Tujuan 1: Temukan setiap baris dalam entri di bawah yang memuat kata "page", lalu salin baris-baris tersebut; huruf besar dan kecil harus sama persis.

Teks Bacaan:
______
Propaganda anti-Islam semakin digalakkan di Barat. Akan tetapi upaya itu malah berdampak kontraproduktif. Akibatnya, masyarakat Barat lebih cenderung ke spiritualitas, bahkan mereka senang mempelajari agama Islam. Hal ini tentunya membuat kekhawatiran tersendiri bagi negara-negara pengklaim pendukung demokrasi, kebebasan dan hak-hak sipil masyarakat muslim.
Perancis termasuk negara yang ada di posisi terdepan dalam membatasi ruang gerak ummat Islam. Meski Perancis disebut-sebut sebagai negara pengklaim pembela hak-hak perempuan, namun kondisi wanita, khususnya kalangan minoritas dan imigran, sangat mengkhawatirkan. Pemerintah Perancis berlindung pada klaim menjaga hak-hak perempuan muslimah, meratifikasi undang-undang yang membatasi ruang gerak perempuan muslimah dalam menerapkan ajaran-ajarannya seperti pemakaian jilbab.
Perancis termasuk negara terbesar yang mengklaim diri sebagai pembela hak-hak asasi manusia dan kebebasan. Namun apa yang dilakukan negara ini untuk hak-hak muslimah? Pada tanggal 11 April 2011 Perancis menerapkan undang-undang kontroversial yang melarang burqa. Berdasarkan undang-undang tersebut, polisi Perancis dibenarkan menangkap perempuan yang mengenakan burqa di tempat umum. Tidak hanya itu, mereka juga dikenakan denda 150 Euro. Sementara itu, laki-laki yang memaksa istrinya atau saudara perempuannya akan diganjar penjara selama setahun dan dikenai denda uang sebesar 30 ribu Euro. Sebelumnya, pemerintah Perancis juga meratifikasi undang-undang yang isinya melarang masuknya perempuan berjilbab ke sekolah-sekolah. Dengan aturan itu, para perempuan yang berjilbab terpaksa menanggalkan jilbab mereka.
Pada tahun 1983, Perancis bergabung dalam Konvensi Anti-Diskriminasi Perempuan. Meski demikian, masih banyak pelanggaran perempuan di negara ini. Pada pasal 20 Konvensi Anti-Diskriminasi Perempuan tercantum bahwa penggunaan pakaian agamis di sekolah-sekolah tidak seharusnya menjadi penghalang untuk aktivitas belajar dan partisipasi sosial. Sementara itu, pemerintah Perancis malah memberlakukan pengetatan serius bagi para perempuan yang berjilbab. Padahal penduduk muslim di Perancis sebesar 6 juta warga. Dengan demikian, Perancis dapat dikatakan sebagai negara yang mempunyai penduduk muslim terbesar di 27 negara anggota Uni Eropa.
______
Bahan Tugas:

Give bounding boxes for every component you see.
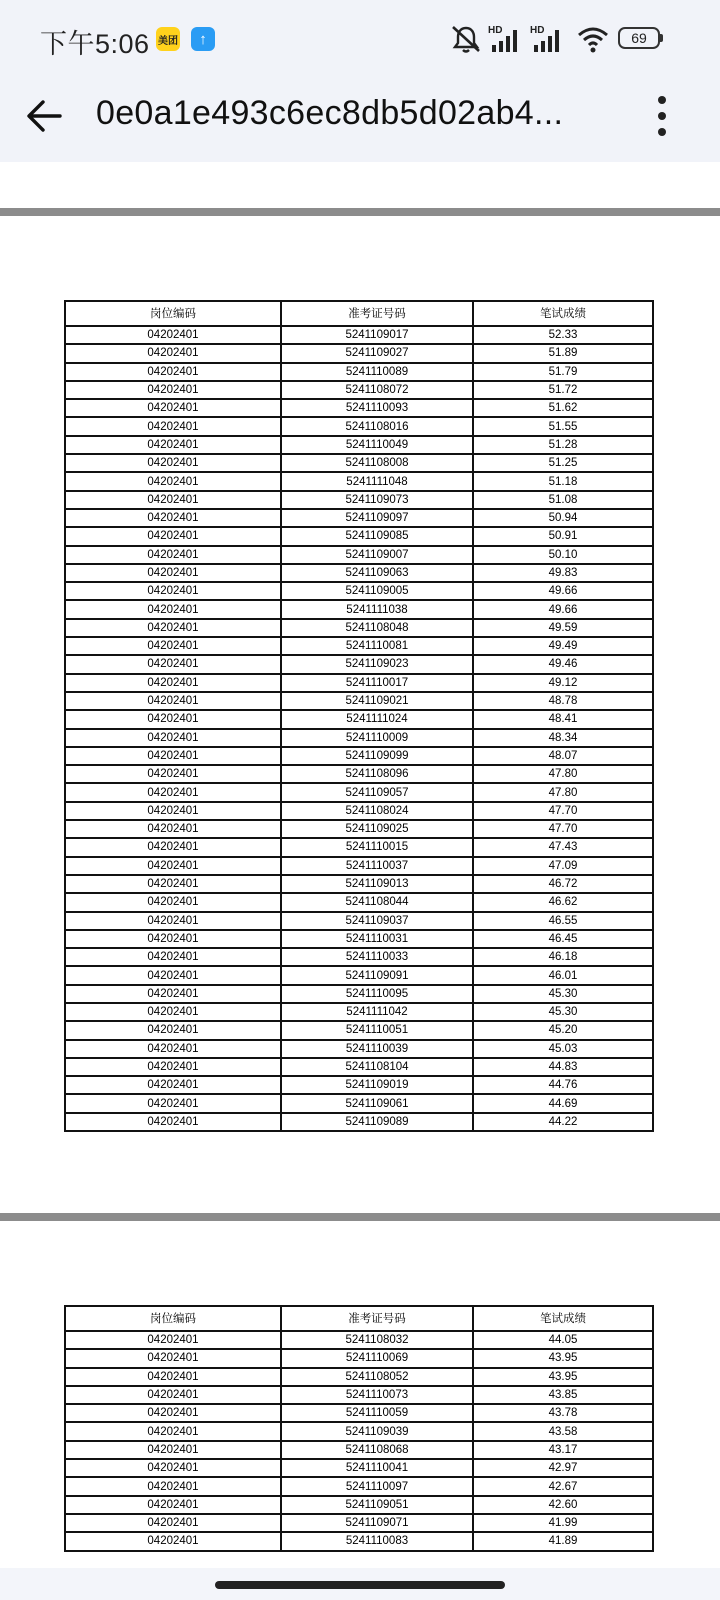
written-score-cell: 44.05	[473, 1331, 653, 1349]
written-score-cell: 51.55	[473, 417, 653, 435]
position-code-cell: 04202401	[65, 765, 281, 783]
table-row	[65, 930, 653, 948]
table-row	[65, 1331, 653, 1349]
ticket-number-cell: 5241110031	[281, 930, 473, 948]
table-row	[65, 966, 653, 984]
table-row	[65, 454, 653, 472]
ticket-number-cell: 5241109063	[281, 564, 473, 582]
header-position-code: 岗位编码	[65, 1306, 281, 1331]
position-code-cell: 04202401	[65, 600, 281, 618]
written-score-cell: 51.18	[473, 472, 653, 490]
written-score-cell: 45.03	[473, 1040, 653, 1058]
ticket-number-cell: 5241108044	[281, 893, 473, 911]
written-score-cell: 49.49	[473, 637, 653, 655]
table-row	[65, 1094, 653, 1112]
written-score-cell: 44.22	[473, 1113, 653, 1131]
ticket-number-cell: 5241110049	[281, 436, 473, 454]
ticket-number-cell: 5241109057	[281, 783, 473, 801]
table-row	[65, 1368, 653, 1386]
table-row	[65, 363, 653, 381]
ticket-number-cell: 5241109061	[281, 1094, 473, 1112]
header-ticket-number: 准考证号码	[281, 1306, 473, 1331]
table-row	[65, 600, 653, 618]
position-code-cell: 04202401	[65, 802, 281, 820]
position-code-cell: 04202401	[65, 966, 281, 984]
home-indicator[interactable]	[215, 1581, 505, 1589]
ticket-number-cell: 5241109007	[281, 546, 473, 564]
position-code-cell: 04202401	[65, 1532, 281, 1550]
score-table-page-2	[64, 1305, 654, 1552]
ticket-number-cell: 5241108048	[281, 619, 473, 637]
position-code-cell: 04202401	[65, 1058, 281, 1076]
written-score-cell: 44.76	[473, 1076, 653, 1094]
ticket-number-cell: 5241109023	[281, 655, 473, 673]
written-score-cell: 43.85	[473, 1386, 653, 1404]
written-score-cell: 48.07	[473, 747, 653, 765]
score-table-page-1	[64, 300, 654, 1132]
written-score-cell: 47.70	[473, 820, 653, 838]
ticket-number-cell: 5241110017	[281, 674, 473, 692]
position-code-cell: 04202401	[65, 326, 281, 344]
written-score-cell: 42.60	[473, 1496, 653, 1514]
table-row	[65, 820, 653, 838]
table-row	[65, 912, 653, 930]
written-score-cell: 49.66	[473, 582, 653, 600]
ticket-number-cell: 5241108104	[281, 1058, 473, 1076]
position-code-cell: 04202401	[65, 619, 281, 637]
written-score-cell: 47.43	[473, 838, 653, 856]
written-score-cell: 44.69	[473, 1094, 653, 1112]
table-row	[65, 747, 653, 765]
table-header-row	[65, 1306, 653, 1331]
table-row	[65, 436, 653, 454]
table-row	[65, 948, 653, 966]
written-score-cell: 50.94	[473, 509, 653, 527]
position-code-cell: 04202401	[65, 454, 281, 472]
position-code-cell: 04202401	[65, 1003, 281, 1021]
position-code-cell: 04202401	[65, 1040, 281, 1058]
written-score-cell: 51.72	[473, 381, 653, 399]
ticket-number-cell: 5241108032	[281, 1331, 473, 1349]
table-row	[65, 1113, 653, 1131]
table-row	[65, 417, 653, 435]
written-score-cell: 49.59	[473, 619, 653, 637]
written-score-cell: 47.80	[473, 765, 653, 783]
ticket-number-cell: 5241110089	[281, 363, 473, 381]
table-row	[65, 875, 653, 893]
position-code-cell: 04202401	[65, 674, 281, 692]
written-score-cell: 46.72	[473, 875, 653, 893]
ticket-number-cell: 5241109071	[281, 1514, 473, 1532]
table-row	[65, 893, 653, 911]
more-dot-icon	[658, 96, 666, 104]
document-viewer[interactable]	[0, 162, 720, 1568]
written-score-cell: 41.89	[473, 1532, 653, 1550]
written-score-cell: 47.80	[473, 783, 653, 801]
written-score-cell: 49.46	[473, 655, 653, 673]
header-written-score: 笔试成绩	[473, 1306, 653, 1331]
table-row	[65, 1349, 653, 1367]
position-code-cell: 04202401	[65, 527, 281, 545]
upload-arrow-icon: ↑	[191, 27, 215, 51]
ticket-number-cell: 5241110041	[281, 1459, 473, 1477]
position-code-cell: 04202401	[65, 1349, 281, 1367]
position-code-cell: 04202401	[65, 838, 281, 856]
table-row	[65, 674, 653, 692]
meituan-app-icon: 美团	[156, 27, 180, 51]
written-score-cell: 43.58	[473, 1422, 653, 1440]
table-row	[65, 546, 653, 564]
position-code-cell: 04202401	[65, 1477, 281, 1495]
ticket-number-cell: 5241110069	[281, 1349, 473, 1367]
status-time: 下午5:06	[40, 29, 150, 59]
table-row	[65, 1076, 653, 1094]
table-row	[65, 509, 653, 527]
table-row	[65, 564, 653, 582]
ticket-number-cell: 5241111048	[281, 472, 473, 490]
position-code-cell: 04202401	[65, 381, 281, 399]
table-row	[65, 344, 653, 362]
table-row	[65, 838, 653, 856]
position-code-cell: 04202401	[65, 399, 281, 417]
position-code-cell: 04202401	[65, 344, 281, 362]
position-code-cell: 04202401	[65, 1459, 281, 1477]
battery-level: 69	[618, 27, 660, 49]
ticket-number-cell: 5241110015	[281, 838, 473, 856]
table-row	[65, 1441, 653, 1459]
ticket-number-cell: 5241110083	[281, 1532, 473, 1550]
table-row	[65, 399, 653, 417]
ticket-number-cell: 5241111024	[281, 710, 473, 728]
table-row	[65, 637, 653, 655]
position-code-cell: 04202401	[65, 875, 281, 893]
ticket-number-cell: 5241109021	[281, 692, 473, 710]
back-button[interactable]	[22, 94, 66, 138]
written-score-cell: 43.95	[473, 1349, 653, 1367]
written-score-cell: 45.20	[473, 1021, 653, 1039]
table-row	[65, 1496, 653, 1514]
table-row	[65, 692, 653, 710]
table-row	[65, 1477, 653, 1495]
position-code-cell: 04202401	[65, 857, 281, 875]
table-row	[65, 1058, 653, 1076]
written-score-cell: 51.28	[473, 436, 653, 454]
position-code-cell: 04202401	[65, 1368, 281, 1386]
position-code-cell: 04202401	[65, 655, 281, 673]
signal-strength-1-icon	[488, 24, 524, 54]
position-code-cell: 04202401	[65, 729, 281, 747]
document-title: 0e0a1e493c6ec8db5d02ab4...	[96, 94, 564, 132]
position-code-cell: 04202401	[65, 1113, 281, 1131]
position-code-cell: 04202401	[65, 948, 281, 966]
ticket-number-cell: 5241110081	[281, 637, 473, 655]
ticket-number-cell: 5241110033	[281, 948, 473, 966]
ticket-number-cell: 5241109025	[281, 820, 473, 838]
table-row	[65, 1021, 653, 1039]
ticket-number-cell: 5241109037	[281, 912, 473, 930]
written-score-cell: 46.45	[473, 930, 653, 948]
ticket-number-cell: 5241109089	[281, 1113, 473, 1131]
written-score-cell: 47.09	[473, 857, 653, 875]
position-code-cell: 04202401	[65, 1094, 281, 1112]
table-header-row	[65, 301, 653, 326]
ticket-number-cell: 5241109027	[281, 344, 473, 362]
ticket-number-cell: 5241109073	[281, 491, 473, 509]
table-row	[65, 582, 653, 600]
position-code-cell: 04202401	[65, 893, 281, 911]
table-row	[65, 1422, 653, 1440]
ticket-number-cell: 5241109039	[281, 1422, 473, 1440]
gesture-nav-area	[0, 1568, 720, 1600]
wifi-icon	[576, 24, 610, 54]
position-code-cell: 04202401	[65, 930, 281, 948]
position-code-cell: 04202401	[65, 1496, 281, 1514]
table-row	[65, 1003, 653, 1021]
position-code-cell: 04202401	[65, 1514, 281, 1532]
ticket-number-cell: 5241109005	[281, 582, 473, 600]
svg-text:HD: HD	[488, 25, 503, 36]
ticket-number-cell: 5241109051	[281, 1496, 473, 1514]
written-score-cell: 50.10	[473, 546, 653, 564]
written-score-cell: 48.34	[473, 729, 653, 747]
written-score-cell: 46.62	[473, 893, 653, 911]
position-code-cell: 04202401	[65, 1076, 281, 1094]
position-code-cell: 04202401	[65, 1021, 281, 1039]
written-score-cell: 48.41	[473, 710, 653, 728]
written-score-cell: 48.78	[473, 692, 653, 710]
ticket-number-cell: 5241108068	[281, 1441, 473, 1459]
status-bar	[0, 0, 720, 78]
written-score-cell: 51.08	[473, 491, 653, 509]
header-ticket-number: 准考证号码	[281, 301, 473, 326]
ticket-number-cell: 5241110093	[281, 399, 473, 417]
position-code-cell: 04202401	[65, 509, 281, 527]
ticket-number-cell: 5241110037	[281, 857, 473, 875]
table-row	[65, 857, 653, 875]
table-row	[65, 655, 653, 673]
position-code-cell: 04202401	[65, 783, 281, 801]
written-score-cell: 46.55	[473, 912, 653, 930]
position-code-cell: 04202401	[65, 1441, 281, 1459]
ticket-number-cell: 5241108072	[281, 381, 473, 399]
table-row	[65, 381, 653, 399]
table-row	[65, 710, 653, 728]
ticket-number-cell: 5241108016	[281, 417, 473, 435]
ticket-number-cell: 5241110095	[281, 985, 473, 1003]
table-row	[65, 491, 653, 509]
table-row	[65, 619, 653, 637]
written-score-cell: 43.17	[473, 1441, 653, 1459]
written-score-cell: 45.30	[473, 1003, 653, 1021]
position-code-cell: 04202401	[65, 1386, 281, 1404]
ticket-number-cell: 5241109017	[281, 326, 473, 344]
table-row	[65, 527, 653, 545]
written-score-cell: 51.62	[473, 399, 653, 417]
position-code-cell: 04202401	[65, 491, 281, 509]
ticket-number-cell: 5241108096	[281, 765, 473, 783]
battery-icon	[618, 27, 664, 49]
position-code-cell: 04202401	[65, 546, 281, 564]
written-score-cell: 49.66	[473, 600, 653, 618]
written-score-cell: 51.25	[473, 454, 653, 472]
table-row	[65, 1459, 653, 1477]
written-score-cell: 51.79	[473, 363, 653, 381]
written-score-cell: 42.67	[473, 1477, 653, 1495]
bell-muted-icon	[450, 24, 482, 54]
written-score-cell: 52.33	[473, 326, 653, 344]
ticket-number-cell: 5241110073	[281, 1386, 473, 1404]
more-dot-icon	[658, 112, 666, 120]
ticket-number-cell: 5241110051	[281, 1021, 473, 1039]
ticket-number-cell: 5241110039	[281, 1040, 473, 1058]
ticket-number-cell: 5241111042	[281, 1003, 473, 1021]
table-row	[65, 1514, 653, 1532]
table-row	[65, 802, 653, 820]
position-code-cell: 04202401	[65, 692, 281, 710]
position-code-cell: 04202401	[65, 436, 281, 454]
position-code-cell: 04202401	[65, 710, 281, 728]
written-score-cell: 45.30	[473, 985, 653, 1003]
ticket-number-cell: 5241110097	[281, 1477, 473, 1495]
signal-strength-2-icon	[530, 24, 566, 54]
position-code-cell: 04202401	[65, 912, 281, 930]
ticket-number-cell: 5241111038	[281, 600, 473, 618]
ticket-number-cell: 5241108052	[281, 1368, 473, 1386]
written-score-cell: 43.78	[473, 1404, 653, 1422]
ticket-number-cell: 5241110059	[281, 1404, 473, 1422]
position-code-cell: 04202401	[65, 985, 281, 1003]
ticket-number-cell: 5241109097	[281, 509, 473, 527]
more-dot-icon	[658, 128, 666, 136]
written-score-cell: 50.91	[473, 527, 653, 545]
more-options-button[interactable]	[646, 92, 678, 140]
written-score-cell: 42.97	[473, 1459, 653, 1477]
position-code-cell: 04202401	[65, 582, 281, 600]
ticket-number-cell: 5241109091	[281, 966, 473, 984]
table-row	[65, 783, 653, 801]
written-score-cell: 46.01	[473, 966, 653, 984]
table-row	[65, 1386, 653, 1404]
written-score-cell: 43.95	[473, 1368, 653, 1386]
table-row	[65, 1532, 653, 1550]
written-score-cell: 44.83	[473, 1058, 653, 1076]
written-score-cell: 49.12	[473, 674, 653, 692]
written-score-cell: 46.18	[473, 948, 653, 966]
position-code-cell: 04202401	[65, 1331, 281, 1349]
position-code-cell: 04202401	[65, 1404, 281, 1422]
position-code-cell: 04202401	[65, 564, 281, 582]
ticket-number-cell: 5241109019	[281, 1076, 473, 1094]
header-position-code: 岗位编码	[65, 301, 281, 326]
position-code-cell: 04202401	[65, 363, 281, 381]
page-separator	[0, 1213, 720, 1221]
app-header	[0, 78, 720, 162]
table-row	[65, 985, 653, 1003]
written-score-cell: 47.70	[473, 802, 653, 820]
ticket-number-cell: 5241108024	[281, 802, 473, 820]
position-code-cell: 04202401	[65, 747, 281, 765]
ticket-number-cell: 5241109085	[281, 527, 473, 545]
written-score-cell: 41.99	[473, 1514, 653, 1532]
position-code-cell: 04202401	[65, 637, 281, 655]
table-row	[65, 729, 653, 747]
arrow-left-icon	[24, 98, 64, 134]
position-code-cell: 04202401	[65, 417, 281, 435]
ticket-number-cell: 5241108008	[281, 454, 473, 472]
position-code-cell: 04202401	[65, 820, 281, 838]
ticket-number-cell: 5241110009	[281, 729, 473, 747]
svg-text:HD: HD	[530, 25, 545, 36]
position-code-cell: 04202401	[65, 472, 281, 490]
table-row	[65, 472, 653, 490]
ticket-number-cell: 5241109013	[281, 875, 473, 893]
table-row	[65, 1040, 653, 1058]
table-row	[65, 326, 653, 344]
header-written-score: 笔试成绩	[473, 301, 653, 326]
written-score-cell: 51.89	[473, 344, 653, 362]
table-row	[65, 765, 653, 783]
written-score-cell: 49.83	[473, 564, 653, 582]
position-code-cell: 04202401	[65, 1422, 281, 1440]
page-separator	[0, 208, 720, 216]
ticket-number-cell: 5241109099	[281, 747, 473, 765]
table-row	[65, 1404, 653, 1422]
______
Tujuan 2: Tuliskan kembali tanpa perubahan bagian teks tentang muslimah di Perancis yang diawali kata-kata yang memuat "Perancis termasuk negara terbesar" dan diakhiri dengan "menanggalkan jilbab mereka.".

Jawaban 1:
score-table-page-2	[64, 1305, 654, 1552]
score-table-page-1	[64, 300, 654, 1132]
page-separator	[0, 1213, 720, 1221]
page-separator	[0, 208, 720, 216]

Jawaban 2:
Perancis termasuk negara terbesar yang mengklaim diri sebagai pembela hak-hak asasi manusia dan kebebasan. Namun apa yang dilakukan negara ini untuk hak-hak muslimah? Pada tanggal 11 April 2011 Perancis menerapkan undang-undang kontroversial yang melarang burqa. Berdasarkan undang-undang tersebut, polisi Perancis dibenarkan menangkap perempuan yang mengenakan burqa di tempat umum. Tidak hanya itu, mereka juga dikenakan denda 150 Euro. Sementara itu, laki-laki yang memaksa istrinya atau saudara perempuannya akan diganjar penjara selama setahun dan dikenai denda uang sebesar 30 ribu Euro. Sebelumnya, pemerintah Perancis juga meratifikasi undang-undang yang isinya melarang masuknya perempuan berjilbab ke sekolah-sekolah. Dengan aturan itu, para perempuan yang berjilbab terpaksa menanggalkan jilbab mereka.